- _DATA FOR THIS TASK_
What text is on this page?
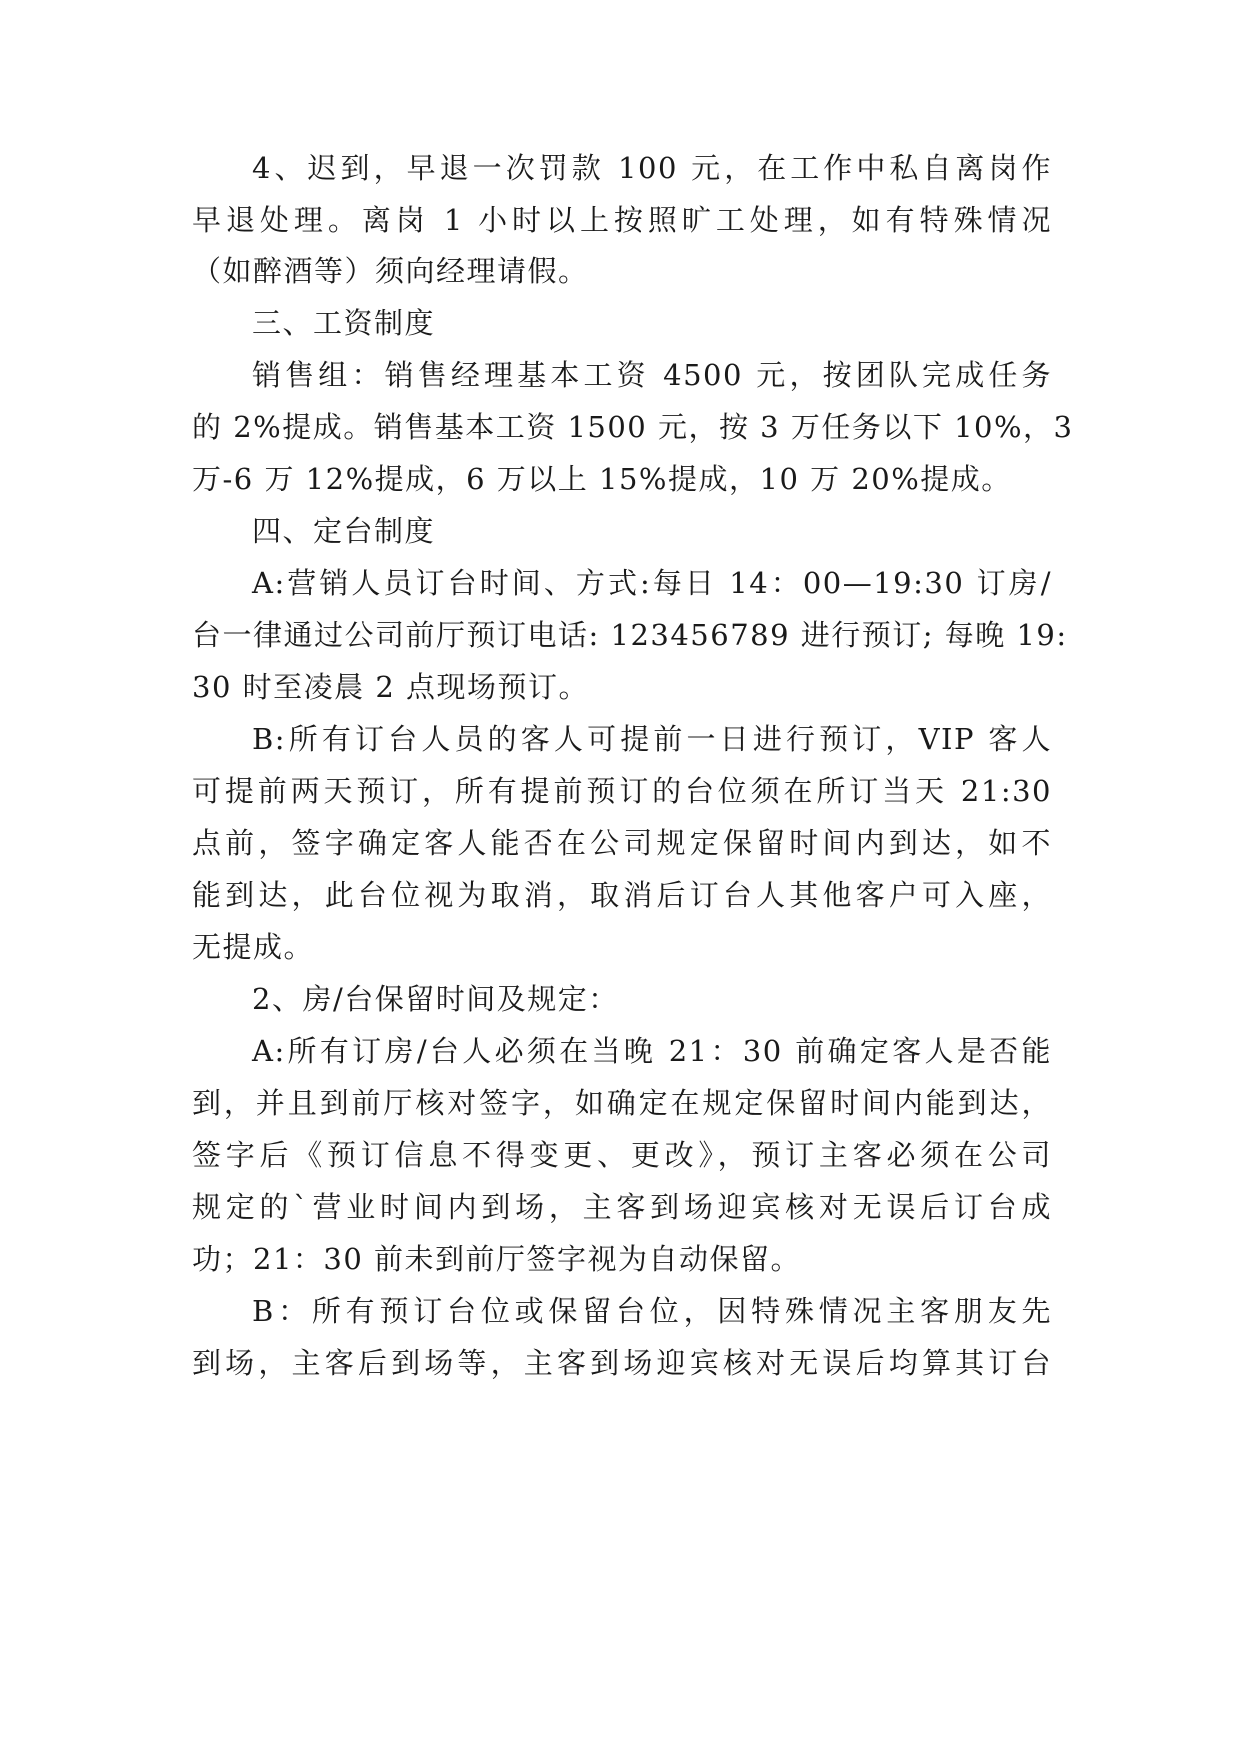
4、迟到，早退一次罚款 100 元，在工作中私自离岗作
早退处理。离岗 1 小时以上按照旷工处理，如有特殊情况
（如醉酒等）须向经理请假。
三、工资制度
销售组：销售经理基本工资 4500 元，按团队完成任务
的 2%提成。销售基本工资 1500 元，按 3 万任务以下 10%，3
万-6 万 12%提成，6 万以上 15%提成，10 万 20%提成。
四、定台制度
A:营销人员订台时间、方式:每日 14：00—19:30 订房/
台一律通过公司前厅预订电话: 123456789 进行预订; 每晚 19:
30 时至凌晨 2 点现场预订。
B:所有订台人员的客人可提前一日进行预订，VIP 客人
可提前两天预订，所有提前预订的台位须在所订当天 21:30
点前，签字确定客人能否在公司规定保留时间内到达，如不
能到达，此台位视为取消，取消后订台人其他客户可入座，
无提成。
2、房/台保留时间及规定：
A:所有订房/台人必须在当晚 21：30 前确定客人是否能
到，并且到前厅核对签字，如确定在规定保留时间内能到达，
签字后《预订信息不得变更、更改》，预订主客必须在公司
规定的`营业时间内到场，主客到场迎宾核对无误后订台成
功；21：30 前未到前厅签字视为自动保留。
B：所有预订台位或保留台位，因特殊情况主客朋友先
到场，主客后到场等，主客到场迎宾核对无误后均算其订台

- _PROBLEM DESCRIPTION_
Transcribe the full listing above exactly as it stands, minus the pictures.

- _FINAL RESULT_
What text is on this page?
4、迟到，早退一次罚款 100 元，在工作中私自离岗作
早退处理。离岗 1 小时以上按照旷工处理，如有特殊情况
（如醉酒等）须向经理请假。
三、工资制度
销售组：销售经理基本工资 4500 元，按团队完成任务
的 2%提成。销售基本工资 1500 元，按 3 万任务以下 10%，3
万-6 万 12%提成，6 万以上 15%提成，10 万 20%提成。
四、定台制度
A:营销人员订台时间、方式:每日 14：00—19:30 订房/
台一律通过公司前厅预订电话: 123456789 进行预订; 每晚 19:
30 时至凌晨 2 点现场预订。
B:所有订台人员的客人可提前一日进行预订，VIP 客人
可提前两天预订，所有提前预订的台位须在所订当天 21:30
点前，签字确定客人能否在公司规定保留时间内到达，如不
能到达，此台位视为取消，取消后订台人其他客户可入座，
无提成。
2、房/台保留时间及规定：
A:所有订房/台人必须在当晚 21：30 前确定客人是否能
到，并且到前厅核对签字，如确定在规定保留时间内能到达，
签字后《预订信息不得变更、更改》，预订主客必须在公司
规定的`营业时间内到场，主客到场迎宾核对无误后订台成
功；21：30 前未到前厅签字视为自动保留。
B：所有预订台位或保留台位，因特殊情况主客朋友先
到场，主客后到场等，主客到场迎宾核对无误后均算其订台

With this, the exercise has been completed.